• _What you have to do_
Work out how many lines of the listing hold the string "subtitle", then answer with that number and nothing else.

Chart and figure data:
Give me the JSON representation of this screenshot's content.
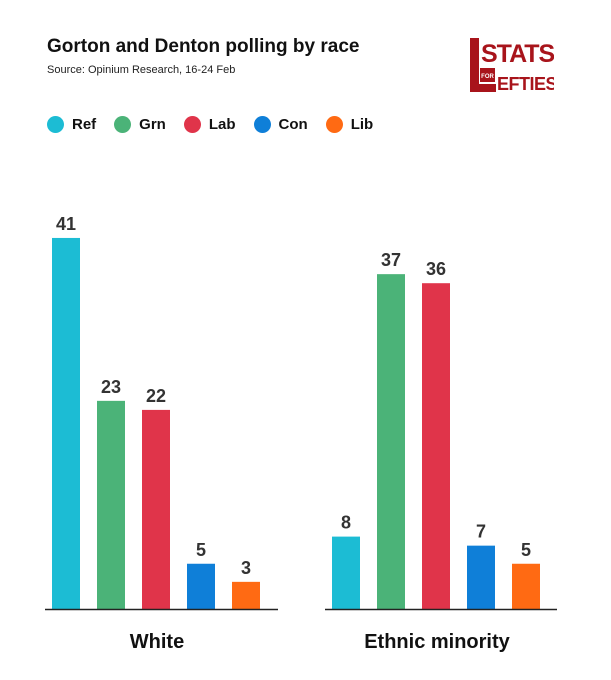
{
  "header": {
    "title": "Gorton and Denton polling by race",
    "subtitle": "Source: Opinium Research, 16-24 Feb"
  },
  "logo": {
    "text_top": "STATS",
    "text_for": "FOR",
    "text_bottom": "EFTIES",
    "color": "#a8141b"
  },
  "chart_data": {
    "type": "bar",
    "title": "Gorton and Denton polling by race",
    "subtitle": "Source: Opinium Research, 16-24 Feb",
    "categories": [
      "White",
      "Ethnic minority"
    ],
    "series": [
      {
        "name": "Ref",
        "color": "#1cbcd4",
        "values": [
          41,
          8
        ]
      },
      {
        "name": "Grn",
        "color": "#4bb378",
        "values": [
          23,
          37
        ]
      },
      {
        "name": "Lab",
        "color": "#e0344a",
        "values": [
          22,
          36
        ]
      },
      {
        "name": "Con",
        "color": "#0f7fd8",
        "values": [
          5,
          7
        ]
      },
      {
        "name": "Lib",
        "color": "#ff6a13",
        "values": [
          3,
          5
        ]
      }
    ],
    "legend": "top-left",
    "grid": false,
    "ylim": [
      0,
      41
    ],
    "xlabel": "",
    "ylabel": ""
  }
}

• _Worked solution_
2